**Listed entries**

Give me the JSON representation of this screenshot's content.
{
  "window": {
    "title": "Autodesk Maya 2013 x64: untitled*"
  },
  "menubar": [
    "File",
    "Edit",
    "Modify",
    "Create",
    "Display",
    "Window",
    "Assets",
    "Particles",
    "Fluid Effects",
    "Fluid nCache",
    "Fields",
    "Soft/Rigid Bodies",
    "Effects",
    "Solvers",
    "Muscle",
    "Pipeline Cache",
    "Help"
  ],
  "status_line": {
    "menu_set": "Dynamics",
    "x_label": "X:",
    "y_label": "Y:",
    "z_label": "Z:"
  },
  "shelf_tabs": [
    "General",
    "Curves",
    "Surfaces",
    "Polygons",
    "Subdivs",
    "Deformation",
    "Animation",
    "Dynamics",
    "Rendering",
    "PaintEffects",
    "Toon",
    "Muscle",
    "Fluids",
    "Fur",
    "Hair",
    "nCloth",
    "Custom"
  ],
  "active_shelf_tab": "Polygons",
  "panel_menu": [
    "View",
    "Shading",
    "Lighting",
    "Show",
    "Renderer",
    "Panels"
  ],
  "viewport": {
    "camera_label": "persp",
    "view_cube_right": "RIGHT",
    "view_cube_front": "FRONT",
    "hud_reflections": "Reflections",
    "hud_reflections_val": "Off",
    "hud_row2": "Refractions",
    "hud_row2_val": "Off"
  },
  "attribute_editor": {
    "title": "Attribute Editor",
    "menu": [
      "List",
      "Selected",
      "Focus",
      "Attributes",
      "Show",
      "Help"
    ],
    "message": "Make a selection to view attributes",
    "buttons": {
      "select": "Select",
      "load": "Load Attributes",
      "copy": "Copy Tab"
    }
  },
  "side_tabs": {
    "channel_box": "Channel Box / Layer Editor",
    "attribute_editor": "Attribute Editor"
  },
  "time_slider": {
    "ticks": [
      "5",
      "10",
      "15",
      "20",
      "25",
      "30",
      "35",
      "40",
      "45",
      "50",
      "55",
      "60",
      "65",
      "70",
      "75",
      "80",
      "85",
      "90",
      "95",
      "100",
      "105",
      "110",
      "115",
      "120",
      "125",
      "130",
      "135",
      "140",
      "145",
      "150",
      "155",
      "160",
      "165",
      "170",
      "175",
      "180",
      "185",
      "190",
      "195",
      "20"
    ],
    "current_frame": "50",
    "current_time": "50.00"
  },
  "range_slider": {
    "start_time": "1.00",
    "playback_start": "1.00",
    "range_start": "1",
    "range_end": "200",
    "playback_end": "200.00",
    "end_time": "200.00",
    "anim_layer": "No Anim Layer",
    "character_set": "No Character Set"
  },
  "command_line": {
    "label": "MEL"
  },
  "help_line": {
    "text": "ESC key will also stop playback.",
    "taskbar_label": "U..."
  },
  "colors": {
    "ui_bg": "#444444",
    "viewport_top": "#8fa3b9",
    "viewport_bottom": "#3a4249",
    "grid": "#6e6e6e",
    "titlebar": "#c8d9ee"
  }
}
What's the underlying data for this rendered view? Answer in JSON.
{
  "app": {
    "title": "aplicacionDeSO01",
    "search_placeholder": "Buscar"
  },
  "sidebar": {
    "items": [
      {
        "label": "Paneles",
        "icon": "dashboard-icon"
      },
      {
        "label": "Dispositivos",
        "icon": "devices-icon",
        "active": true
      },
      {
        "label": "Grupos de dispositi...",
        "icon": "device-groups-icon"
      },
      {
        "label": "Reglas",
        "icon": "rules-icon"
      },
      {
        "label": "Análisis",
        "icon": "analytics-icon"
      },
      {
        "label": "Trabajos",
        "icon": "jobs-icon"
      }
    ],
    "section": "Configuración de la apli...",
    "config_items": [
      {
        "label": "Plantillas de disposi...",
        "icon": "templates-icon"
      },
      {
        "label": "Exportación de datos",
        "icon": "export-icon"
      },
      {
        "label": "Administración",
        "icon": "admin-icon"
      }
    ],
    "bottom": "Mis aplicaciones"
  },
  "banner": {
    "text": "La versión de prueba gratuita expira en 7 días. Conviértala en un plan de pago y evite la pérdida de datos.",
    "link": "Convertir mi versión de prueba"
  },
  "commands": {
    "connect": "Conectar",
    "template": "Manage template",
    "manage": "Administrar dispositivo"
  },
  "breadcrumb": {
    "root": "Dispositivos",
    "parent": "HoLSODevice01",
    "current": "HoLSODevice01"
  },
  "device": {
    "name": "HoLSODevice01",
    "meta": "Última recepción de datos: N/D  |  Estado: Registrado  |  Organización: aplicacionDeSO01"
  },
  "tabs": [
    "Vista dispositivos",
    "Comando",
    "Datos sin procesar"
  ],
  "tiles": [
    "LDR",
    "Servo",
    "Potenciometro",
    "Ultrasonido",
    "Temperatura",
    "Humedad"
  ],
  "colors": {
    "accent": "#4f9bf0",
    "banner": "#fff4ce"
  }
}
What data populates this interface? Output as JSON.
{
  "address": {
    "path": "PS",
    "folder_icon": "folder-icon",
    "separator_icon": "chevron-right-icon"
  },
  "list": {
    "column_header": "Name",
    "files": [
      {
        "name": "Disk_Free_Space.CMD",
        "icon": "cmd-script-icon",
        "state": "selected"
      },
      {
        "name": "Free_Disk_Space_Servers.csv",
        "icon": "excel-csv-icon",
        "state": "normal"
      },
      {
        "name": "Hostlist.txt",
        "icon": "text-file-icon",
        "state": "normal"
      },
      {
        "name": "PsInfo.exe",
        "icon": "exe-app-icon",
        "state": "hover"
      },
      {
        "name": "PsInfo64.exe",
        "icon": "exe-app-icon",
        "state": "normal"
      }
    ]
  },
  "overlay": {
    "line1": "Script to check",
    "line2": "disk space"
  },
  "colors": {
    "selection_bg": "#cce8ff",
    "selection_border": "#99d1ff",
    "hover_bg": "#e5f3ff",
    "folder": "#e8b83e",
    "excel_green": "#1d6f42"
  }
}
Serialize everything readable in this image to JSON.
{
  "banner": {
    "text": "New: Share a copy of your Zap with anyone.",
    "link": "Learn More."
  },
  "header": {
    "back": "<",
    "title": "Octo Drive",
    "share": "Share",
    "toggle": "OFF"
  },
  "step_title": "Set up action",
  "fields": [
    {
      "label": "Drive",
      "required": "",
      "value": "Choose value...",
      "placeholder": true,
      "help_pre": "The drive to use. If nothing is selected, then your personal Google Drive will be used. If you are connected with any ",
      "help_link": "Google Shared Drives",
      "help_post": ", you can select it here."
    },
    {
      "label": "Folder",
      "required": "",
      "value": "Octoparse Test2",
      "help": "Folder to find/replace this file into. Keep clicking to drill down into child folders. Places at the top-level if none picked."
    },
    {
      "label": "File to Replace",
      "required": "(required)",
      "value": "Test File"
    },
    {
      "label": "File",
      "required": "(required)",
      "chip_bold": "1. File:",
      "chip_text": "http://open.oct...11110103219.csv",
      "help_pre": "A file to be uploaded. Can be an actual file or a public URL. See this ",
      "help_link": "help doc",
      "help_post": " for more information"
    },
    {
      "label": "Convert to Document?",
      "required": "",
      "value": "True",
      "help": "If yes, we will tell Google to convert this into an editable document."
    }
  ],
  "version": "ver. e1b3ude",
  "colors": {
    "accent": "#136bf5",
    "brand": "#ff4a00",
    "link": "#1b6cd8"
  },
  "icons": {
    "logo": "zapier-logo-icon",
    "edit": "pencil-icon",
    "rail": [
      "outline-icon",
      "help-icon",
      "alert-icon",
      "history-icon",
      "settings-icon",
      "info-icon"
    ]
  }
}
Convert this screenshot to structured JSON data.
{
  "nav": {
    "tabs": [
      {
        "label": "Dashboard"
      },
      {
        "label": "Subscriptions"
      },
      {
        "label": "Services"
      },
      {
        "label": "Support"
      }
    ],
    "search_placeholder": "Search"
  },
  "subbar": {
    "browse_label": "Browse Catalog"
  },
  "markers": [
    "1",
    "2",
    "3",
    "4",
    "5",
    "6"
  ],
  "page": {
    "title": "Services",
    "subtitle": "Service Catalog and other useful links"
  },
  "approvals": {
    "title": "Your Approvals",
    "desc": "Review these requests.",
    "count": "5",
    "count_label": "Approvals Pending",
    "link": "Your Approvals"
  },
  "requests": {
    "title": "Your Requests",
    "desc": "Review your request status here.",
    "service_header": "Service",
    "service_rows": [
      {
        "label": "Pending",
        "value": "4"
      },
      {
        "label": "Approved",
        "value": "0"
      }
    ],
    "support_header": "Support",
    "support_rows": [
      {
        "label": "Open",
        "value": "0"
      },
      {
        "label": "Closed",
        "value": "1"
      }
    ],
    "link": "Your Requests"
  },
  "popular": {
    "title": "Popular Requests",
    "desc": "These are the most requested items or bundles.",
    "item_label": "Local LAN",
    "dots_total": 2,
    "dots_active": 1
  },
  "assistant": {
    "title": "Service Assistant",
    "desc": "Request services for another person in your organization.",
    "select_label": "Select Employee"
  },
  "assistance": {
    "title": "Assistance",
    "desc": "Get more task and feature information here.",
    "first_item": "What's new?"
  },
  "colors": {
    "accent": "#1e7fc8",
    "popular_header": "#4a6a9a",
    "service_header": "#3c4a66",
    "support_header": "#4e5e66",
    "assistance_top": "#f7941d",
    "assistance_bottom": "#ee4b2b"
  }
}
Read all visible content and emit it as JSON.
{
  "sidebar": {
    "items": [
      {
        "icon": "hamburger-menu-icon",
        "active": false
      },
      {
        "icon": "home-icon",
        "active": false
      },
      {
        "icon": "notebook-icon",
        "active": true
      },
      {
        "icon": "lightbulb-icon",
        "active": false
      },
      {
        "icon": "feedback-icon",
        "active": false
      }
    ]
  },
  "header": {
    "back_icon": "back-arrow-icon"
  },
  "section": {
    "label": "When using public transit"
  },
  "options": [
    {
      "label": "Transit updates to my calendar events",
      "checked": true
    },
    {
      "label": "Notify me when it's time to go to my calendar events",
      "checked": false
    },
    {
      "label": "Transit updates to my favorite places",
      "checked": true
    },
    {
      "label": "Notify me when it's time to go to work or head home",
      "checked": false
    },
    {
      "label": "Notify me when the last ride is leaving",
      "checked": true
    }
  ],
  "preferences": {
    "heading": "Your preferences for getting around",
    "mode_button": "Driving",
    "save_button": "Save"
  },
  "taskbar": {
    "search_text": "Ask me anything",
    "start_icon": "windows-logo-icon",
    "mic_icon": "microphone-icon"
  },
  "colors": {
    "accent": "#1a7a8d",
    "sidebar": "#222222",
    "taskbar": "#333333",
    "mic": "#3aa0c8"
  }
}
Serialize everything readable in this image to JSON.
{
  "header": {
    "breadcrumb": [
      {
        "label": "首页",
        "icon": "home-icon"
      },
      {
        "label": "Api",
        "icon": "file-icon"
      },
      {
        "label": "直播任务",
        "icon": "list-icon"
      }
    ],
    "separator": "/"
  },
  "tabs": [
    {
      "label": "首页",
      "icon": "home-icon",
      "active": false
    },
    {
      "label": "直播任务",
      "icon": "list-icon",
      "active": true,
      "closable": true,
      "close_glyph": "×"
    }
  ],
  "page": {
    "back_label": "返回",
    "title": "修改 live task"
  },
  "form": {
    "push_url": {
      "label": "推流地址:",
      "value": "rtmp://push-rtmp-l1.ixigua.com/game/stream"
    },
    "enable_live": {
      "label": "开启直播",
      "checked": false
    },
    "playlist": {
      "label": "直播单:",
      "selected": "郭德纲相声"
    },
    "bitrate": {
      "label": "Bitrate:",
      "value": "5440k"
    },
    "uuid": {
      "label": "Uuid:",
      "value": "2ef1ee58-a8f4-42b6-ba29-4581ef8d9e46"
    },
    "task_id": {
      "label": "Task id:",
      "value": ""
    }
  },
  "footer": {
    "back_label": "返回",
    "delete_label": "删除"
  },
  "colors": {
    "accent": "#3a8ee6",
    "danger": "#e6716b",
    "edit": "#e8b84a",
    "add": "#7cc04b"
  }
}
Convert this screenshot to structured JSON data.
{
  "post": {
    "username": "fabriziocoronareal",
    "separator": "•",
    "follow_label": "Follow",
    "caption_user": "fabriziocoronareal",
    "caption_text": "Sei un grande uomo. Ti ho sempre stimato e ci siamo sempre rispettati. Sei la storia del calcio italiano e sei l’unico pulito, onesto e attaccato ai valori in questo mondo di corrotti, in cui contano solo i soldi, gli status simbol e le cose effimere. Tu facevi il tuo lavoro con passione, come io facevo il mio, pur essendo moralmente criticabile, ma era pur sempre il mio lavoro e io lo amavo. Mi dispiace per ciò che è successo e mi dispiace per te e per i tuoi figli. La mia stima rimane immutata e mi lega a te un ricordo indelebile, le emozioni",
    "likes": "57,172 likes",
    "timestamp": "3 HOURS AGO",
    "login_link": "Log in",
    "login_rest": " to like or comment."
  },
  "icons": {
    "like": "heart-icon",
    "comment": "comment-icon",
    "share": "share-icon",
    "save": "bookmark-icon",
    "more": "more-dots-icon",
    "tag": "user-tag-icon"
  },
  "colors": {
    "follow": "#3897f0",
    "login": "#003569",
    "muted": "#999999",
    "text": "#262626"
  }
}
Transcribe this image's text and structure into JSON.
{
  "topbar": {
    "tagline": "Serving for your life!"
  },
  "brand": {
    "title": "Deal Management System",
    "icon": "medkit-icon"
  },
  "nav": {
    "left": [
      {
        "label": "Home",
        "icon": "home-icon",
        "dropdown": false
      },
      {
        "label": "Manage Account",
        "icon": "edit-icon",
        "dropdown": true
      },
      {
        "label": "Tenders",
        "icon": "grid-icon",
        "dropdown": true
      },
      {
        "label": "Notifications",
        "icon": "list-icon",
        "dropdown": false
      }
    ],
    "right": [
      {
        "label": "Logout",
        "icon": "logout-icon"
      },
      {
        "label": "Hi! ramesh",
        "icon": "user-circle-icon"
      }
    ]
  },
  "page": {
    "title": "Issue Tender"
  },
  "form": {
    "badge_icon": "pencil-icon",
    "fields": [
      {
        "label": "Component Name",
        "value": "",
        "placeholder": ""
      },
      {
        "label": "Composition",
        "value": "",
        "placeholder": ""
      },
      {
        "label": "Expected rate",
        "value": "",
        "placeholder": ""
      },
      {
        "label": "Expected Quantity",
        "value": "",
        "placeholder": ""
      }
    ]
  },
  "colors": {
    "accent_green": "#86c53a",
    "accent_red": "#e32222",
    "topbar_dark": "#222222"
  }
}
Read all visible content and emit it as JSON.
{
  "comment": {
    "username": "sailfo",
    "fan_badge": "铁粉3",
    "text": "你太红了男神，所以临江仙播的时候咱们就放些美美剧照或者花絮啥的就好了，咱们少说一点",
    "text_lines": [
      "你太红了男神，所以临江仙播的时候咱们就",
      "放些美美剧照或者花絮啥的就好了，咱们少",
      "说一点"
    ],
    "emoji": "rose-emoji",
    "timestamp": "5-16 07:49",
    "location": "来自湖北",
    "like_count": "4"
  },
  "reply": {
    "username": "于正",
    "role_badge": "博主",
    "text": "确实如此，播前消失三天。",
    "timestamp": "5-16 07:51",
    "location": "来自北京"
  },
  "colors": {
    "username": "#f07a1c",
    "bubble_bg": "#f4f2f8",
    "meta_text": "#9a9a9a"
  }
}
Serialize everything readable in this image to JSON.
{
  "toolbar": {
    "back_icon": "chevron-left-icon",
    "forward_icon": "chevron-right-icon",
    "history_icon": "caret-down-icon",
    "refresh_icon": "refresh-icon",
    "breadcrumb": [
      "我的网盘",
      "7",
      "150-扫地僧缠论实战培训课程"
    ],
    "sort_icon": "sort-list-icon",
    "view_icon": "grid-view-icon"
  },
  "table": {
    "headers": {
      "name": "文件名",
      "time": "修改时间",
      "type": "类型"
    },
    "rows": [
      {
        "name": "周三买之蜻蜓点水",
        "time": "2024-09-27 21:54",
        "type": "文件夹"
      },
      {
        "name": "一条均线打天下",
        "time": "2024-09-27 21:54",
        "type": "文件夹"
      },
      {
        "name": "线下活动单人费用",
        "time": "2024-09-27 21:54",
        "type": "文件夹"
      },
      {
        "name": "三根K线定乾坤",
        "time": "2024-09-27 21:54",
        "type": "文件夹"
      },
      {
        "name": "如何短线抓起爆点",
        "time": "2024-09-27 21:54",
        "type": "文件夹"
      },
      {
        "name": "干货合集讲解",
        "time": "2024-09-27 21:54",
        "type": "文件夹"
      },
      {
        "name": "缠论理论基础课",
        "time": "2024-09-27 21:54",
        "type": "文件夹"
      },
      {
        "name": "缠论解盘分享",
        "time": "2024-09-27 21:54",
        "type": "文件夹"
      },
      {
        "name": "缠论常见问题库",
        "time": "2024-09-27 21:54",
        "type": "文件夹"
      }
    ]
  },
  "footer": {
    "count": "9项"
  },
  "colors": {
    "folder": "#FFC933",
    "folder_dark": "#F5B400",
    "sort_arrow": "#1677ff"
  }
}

**The exercise**
Filter for "calendar". Return all lines that hold it.

**Complete response**
      "label": "Transit updates to my calendar events",
      "label": "Notify me when it's time to go to my calendar events",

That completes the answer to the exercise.